> _Exercise_:
Repeat word for word the line with "Give me a plain-text" and every line after it until the records below run out.

-=-=-=-=-

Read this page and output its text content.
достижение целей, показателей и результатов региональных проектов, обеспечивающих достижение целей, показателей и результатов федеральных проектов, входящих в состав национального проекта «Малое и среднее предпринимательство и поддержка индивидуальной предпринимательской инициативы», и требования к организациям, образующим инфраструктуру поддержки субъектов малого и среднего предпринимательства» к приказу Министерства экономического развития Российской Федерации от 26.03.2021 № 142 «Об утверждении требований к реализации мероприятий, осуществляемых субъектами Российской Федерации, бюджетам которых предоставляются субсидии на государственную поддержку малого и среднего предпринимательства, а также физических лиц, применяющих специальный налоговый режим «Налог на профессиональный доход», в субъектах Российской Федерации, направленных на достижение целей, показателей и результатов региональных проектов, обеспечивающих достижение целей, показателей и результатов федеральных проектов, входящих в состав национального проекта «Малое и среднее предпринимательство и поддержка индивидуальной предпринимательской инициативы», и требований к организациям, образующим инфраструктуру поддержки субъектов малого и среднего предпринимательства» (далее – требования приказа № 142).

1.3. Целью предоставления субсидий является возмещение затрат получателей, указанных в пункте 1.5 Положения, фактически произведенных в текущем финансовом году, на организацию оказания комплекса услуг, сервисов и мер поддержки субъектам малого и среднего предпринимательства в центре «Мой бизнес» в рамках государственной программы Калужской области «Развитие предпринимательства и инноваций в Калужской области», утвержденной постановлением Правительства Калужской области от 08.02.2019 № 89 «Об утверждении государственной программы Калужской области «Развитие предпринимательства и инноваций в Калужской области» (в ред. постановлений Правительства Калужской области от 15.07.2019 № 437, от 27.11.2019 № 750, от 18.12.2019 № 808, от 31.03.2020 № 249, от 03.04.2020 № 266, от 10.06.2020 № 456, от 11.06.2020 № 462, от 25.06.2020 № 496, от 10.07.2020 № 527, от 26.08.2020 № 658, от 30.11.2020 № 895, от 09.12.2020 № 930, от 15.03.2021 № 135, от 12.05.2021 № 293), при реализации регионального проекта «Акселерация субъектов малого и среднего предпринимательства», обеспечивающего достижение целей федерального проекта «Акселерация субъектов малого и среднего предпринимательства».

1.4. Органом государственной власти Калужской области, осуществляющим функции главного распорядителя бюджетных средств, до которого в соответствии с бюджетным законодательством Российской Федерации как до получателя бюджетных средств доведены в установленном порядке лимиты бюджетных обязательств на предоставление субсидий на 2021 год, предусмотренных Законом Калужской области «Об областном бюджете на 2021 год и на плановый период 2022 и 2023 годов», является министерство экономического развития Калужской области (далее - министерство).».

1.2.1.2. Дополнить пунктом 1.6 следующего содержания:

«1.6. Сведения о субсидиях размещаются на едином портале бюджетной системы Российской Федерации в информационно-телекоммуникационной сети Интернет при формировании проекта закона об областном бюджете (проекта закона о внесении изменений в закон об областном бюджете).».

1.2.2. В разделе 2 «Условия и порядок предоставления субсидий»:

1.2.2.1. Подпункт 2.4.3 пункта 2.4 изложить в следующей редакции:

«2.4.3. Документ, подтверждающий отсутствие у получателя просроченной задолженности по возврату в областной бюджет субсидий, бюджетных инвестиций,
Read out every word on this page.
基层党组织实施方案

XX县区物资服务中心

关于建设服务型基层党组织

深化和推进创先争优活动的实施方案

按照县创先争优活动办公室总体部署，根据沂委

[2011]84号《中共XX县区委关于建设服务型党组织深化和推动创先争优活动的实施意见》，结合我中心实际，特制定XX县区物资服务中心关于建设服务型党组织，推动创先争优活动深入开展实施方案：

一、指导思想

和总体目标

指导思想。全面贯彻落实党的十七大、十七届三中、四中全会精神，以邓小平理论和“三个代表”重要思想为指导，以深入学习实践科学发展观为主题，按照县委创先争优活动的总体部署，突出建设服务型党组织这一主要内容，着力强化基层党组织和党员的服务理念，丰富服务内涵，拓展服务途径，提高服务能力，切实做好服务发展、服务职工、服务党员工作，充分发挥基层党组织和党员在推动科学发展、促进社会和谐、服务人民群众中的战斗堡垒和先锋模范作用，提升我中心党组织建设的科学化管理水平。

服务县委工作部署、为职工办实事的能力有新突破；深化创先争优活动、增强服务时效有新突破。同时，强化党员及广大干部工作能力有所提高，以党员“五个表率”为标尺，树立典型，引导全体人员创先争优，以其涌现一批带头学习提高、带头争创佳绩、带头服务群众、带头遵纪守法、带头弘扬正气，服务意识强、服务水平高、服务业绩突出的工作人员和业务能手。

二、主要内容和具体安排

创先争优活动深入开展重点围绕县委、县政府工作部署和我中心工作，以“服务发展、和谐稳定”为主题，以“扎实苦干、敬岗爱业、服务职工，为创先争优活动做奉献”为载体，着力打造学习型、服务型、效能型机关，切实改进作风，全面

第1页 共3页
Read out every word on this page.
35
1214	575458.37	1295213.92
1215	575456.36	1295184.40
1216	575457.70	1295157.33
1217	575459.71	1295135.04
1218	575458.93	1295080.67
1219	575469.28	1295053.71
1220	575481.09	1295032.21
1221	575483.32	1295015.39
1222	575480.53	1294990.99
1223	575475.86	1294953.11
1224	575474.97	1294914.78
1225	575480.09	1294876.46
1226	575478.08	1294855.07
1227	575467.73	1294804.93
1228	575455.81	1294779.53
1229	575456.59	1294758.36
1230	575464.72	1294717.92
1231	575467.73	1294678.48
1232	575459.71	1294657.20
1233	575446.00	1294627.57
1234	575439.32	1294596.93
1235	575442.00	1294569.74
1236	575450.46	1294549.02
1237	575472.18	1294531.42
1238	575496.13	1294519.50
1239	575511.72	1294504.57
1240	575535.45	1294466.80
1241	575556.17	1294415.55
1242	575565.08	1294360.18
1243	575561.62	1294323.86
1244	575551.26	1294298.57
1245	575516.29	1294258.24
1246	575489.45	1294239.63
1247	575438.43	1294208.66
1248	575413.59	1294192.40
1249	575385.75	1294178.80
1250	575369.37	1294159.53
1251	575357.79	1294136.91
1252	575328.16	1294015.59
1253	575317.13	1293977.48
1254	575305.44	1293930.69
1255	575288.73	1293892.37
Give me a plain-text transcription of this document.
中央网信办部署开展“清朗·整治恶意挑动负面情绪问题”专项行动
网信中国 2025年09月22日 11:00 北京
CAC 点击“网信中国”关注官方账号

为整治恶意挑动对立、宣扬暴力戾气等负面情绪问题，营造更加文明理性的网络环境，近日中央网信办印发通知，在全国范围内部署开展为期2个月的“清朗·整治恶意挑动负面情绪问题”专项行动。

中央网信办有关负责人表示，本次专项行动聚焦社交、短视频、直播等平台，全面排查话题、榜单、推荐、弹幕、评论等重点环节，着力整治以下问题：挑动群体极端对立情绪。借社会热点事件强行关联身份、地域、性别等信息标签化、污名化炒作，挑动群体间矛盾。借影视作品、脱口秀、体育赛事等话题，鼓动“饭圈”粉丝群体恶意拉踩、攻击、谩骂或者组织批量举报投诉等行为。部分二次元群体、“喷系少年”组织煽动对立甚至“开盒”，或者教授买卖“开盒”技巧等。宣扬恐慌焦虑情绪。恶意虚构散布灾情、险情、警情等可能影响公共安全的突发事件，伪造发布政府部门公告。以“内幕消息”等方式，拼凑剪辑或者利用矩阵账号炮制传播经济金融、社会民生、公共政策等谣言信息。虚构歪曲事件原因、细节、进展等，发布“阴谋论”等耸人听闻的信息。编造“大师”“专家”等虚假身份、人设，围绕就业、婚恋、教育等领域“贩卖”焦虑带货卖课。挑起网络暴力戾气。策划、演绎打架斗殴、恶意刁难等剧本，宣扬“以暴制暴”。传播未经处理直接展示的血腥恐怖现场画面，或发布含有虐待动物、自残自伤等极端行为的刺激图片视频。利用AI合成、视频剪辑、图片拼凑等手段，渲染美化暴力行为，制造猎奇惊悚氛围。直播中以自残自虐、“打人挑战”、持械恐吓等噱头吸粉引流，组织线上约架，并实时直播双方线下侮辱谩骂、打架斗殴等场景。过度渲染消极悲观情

-=-=-=-=-

> _Finished exercise_:
Give me a plain-text transcription of this document.
中央网信办部署开展“清朗·整治恶意挑动负面情绪问题”专项行动
网信中国 2025年09月22日 11:00 北京
CAC 点击“网信中国”关注官方账号

为整治恶意挑动对立、宣扬暴力戾气等负面情绪问题，营造更加文明理性的网络环境，近日中央网信办印发通知，在全国范围内部署开展为期2个月的“清朗·整治恶意挑动负面情绪问题”专项行动。

中央网信办有关负责人表示，本次专项行动聚焦社交、短视频、直播等平台，全面排查话题、榜单、推荐、弹幕、评论等重点环节，着力整治以下问题：挑动群体极端对立情绪。借社会热点事件强行关联身份、地域、性别等信息标签化、污名化炒作，挑动群体间矛盾。借影视作品、脱口秀、体育赛事等话题，鼓动“饭圈”粉丝群体恶意拉踩、攻击、谩骂或者组织批量举报投诉等行为。部分二次元群体、“喷系少年”组织煽动对立甚至“开盒”，或者教授买卖“开盒”技巧等。宣扬恐慌焦虑情绪。恶意虚构散布灾情、险情、警情等可能影响公共安全的突发事件，伪造发布政府部门公告。以“内幕消息”等方式，拼凑剪辑或者利用矩阵账号炮制传播经济金融、社会民生、公共政策等谣言信息。虚构歪曲事件原因、细节、进展等，发布“阴谋论”等耸人听闻的信息。编造“大师”“专家”等虚假身份、人设，围绕就业、婚恋、教育等领域“贩卖”焦虑带货卖课。挑起网络暴力戾气。策划、演绎打架斗殴、恶意刁难等剧本，宣扬“以暴制暴”。传播未经处理直接展示的血腥恐怖现场画面，或发布含有虐待动物、自残自伤等极端行为的刺激图片视频。利用AI合成、视频剪辑、图片拼凑等手段，渲染美化暴力行为，制造猎奇惊悚氛围。直播中以自残自虐、“打人挑战”、持械恐吓等噱头吸粉引流，组织线上约架，并实时直播双方线下侮辱谩骂、打架斗殴等场景。过度渲染消极悲观情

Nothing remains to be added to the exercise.